● Set exercise: Copy each line that contains the word "ffffff".

● Input rows:

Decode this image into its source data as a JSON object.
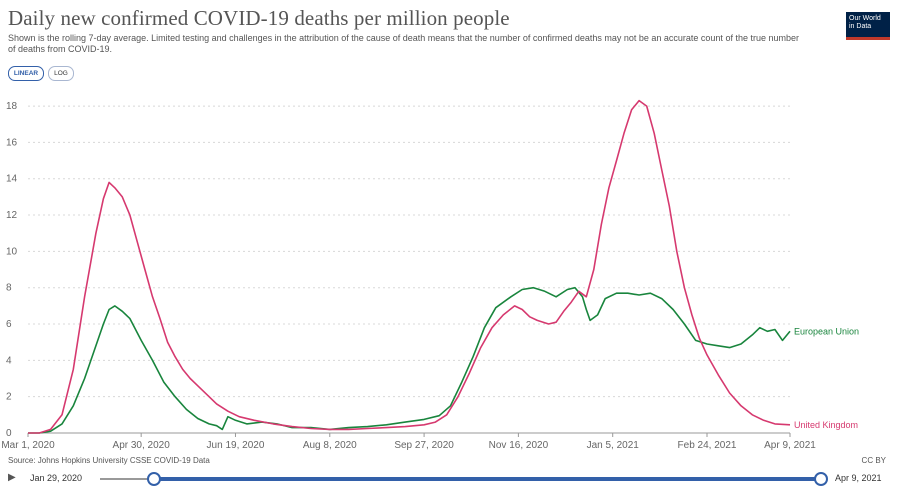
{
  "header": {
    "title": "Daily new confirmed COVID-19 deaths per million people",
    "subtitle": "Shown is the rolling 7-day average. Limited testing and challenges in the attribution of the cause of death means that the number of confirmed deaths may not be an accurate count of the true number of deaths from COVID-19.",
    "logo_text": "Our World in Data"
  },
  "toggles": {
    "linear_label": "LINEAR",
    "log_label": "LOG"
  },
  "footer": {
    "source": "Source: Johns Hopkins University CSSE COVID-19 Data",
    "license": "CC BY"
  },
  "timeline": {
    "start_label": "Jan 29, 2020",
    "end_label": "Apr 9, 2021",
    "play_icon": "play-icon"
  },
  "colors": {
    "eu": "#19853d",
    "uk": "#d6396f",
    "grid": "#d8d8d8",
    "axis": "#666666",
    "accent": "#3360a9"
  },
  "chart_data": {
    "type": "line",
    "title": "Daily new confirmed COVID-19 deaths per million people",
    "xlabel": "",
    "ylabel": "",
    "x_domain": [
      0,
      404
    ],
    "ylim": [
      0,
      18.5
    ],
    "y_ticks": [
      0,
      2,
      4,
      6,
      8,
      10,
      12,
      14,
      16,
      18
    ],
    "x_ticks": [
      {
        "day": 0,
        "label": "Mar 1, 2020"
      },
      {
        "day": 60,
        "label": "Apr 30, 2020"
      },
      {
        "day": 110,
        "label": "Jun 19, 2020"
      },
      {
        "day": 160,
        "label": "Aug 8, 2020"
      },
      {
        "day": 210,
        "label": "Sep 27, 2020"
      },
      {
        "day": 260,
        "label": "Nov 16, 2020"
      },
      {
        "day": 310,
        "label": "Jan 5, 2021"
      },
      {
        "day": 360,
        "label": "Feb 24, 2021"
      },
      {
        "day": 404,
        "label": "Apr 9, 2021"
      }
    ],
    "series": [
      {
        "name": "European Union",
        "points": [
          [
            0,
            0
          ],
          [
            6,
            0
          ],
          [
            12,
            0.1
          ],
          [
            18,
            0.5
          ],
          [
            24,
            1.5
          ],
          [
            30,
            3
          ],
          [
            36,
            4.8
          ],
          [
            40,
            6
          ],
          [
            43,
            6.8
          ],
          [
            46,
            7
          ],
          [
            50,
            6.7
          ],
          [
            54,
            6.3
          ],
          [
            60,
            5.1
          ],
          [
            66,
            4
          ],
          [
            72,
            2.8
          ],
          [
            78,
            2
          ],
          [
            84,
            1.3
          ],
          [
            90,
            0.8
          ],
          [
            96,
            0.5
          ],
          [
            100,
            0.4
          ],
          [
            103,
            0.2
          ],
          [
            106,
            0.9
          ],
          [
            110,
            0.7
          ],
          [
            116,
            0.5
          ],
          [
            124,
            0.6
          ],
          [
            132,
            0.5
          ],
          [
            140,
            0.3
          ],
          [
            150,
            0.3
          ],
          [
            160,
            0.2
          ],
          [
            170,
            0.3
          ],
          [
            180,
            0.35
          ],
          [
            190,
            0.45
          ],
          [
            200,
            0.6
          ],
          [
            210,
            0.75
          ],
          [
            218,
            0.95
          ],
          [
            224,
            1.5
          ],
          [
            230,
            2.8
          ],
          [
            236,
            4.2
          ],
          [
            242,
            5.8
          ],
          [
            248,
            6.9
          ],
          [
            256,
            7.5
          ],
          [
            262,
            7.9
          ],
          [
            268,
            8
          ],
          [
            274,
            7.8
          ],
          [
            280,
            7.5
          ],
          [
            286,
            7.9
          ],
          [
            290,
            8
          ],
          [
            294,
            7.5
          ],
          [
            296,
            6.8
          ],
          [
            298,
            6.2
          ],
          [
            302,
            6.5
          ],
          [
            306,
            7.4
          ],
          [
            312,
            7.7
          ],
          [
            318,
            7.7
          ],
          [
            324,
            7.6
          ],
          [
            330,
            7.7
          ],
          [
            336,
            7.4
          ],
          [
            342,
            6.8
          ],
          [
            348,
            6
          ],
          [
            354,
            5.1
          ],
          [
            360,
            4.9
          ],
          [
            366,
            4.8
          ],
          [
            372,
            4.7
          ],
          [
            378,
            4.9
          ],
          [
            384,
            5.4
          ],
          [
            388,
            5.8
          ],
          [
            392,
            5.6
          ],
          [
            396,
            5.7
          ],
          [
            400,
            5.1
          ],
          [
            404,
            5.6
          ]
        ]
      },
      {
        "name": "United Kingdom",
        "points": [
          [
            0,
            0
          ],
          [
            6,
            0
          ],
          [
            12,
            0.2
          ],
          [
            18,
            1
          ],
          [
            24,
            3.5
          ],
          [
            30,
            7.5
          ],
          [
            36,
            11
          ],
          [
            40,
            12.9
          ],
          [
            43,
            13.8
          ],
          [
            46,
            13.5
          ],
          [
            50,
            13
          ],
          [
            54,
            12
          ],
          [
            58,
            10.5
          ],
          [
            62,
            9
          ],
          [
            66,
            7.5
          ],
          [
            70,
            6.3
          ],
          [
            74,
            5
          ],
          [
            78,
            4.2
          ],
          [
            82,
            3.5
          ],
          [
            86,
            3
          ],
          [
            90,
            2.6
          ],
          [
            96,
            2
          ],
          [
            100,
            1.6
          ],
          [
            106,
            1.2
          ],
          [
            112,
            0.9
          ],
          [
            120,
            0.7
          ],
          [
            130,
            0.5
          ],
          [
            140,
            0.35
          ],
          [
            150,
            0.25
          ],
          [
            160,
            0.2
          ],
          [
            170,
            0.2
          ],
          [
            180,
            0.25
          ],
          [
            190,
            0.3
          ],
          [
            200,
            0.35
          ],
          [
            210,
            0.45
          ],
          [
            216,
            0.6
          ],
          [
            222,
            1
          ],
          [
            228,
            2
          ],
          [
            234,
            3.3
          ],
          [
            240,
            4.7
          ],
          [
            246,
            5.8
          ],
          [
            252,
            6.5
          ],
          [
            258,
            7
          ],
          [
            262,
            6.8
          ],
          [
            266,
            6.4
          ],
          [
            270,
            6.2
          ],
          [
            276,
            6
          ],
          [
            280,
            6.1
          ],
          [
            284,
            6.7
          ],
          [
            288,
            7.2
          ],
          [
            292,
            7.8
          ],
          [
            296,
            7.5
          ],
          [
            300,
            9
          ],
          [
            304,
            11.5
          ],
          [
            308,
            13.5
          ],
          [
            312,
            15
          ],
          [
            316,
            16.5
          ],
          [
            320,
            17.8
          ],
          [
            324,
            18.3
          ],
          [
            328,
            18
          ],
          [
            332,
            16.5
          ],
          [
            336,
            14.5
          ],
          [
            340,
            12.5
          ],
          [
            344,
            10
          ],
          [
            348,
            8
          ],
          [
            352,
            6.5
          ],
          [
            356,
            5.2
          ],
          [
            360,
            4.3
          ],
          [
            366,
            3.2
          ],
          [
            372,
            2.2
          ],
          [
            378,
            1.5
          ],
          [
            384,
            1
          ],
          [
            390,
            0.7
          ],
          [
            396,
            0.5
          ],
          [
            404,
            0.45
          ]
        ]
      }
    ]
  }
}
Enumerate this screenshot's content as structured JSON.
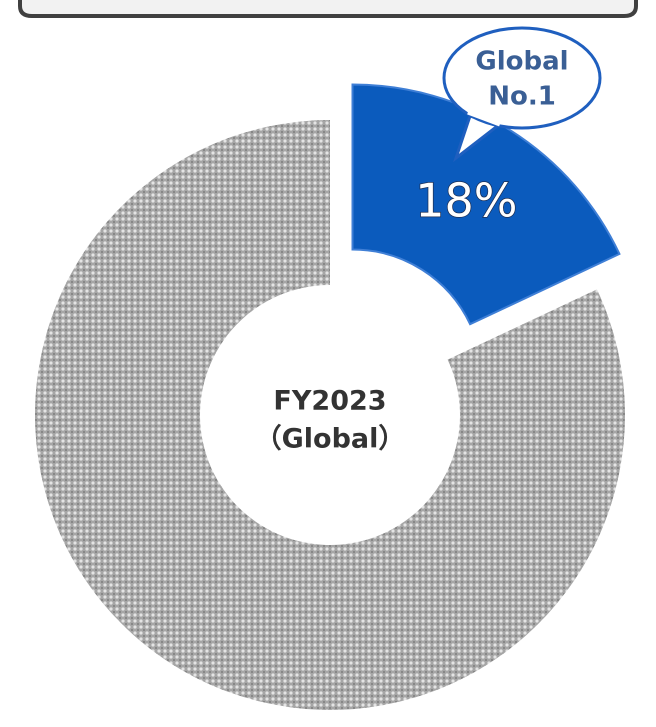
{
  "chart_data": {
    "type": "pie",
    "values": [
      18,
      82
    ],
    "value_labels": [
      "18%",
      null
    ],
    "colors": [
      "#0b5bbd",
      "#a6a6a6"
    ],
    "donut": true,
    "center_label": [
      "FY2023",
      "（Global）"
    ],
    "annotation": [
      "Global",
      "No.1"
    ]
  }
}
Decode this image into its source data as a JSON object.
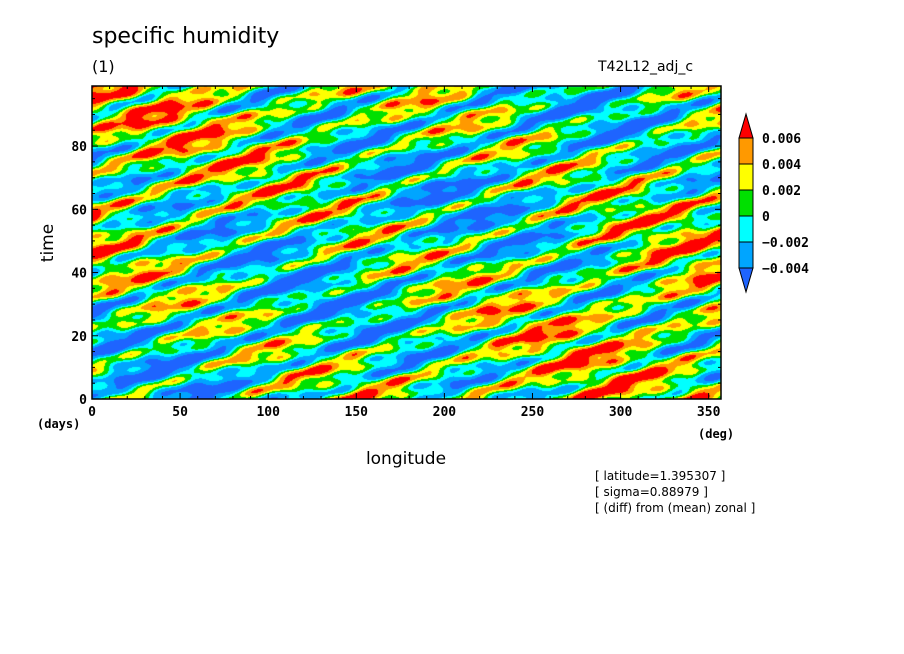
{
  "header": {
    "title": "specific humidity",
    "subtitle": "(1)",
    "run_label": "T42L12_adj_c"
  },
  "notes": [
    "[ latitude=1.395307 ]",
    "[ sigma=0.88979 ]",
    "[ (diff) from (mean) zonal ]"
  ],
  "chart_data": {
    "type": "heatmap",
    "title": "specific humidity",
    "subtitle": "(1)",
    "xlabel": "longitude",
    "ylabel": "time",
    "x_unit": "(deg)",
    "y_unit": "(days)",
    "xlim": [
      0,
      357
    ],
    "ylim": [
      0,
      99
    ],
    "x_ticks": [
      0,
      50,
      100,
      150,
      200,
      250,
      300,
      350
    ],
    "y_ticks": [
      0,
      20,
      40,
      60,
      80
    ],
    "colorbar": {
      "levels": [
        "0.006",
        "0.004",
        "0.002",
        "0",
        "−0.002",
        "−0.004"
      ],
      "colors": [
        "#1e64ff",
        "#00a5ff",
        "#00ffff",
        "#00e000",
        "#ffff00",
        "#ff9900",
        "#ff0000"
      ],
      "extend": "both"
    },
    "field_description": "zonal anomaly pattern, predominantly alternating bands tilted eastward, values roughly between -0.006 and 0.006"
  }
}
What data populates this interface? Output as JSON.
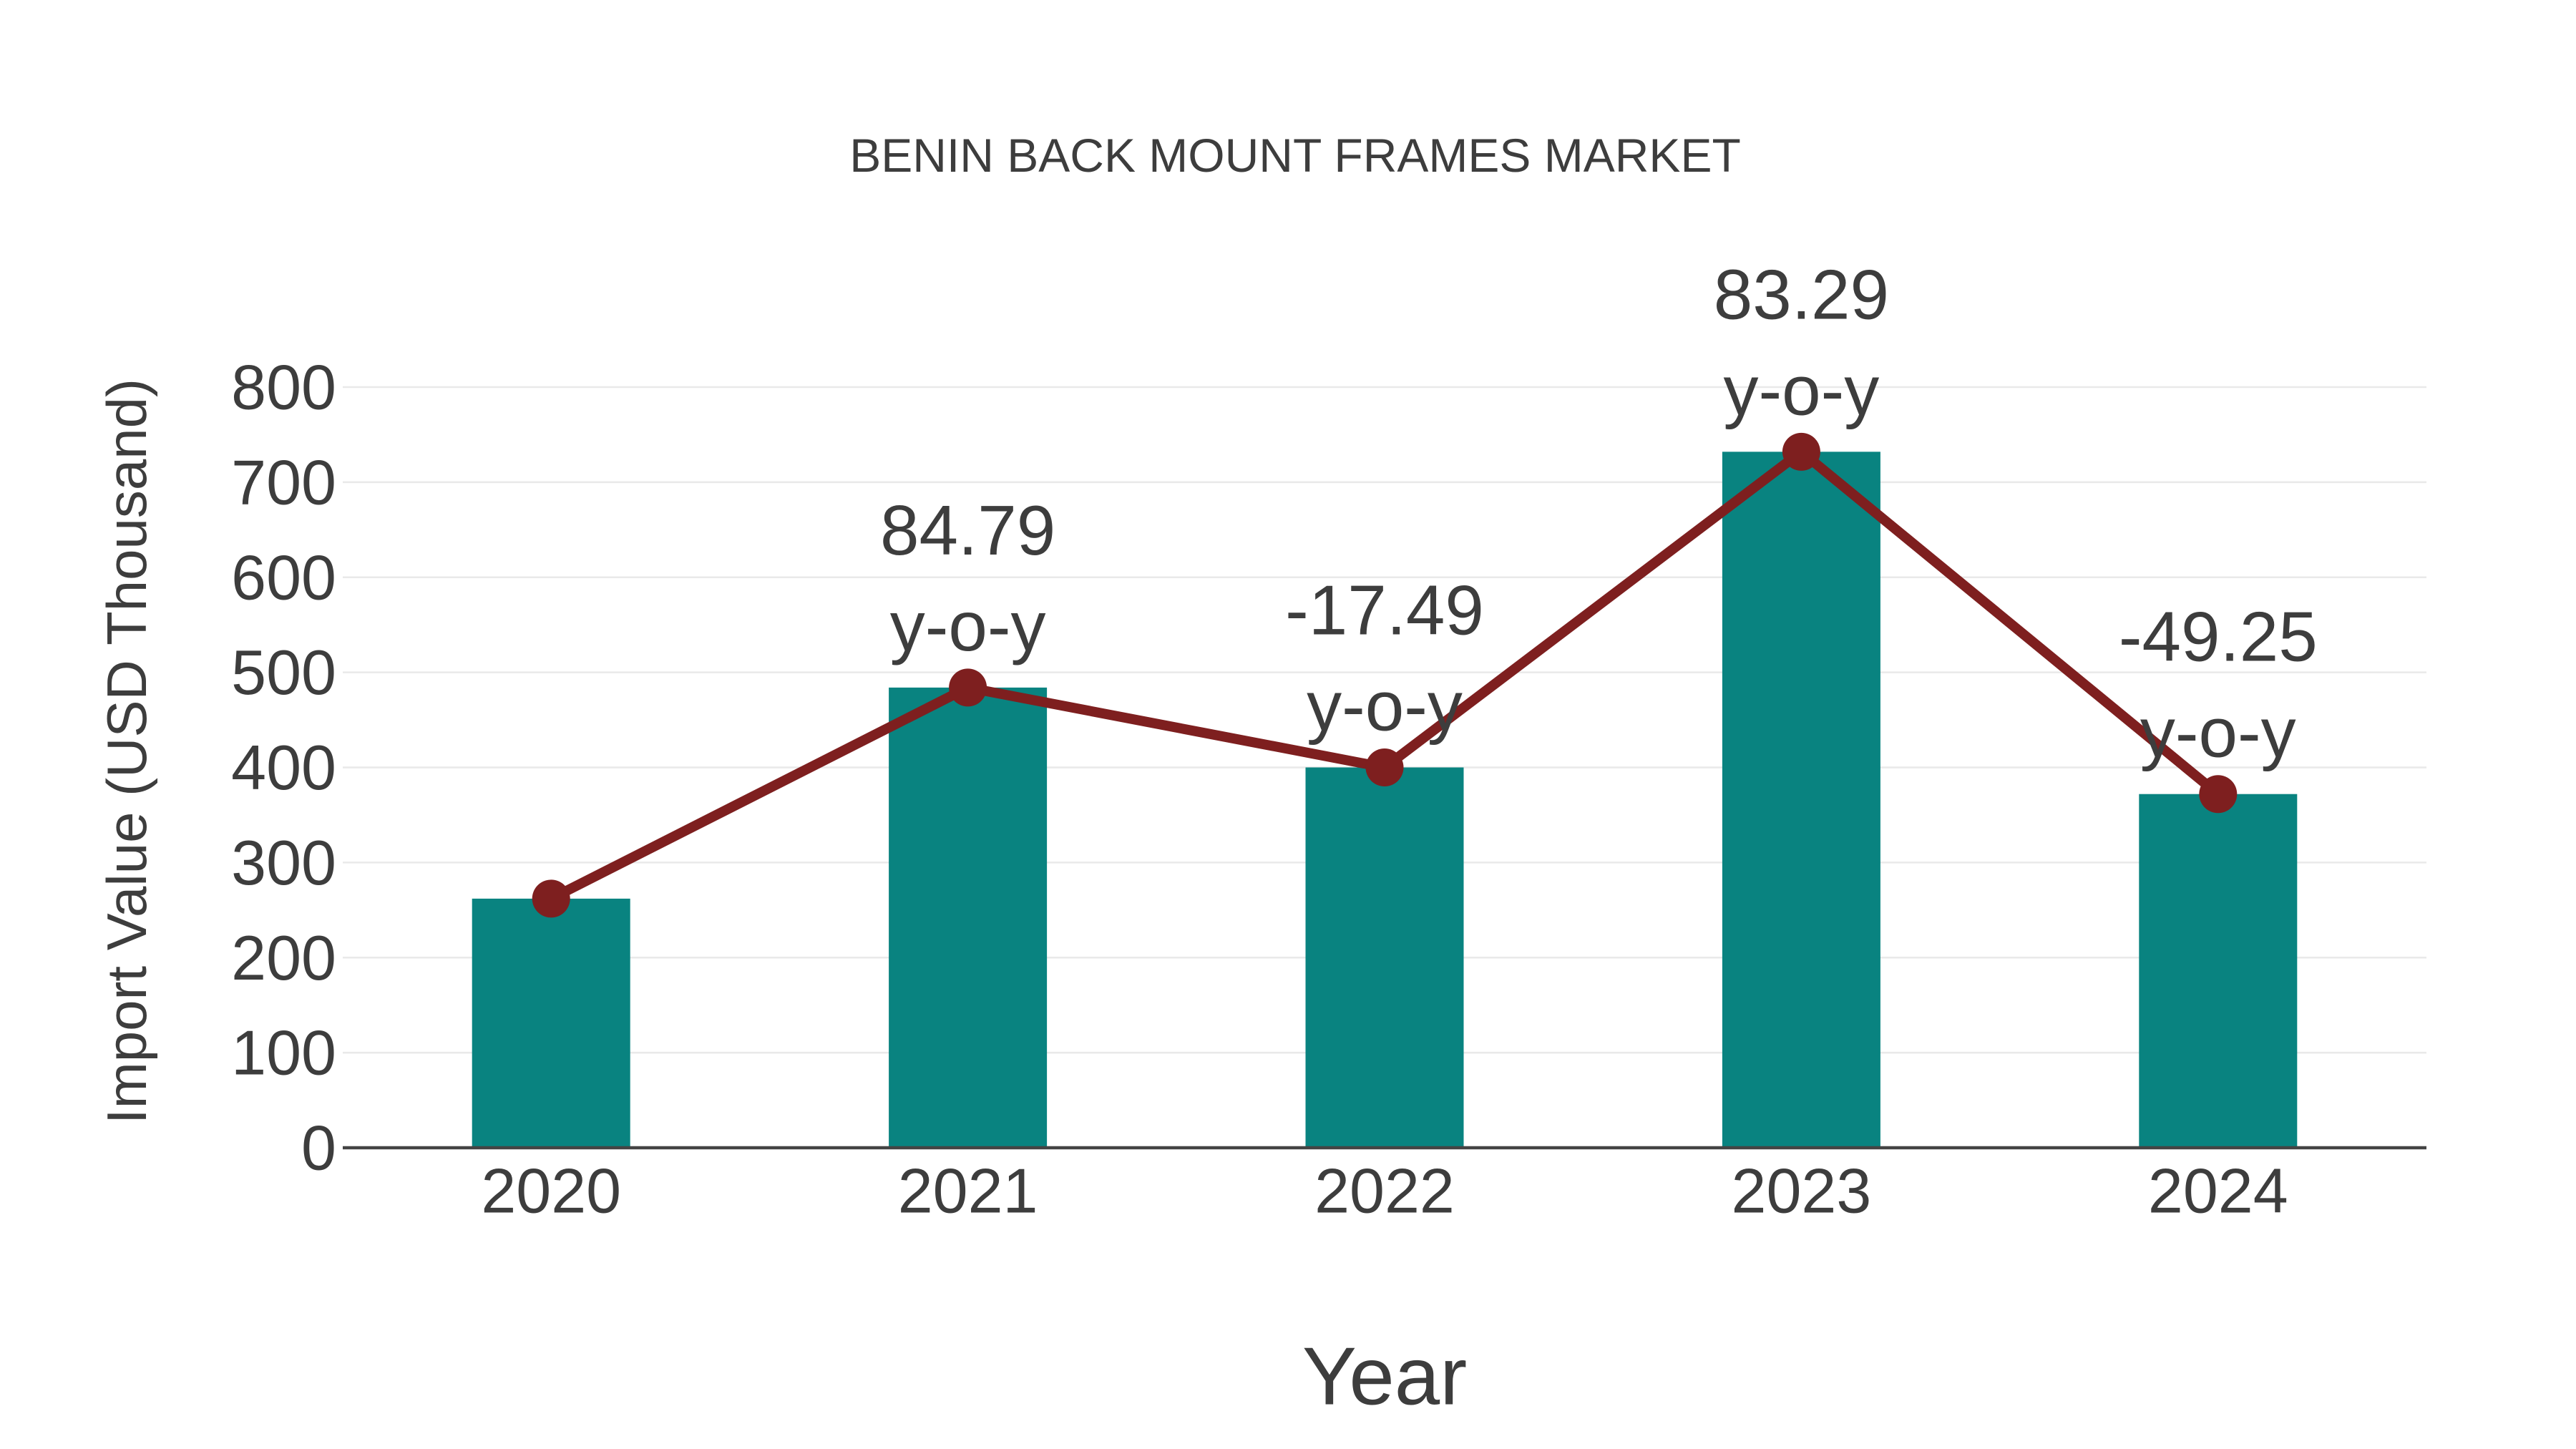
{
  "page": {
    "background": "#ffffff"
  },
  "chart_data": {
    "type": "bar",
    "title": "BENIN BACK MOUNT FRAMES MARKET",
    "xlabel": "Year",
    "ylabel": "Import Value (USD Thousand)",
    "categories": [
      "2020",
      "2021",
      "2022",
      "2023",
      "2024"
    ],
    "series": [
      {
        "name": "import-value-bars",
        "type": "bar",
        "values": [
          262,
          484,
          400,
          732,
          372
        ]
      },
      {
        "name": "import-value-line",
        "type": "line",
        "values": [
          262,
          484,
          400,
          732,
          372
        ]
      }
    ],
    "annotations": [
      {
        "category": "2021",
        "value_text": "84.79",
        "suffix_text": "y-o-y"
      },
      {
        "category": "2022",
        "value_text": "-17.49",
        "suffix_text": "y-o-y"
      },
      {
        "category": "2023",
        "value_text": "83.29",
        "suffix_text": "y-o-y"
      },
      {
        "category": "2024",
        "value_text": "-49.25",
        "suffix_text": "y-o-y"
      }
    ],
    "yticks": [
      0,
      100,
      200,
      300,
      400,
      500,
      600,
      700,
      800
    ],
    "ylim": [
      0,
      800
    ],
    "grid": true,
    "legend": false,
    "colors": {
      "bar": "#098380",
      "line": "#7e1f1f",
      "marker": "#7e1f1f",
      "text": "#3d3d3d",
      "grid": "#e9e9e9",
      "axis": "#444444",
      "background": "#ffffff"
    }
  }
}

● Task solution:
    "background": "#ffffff"
      "background": "#ffffff"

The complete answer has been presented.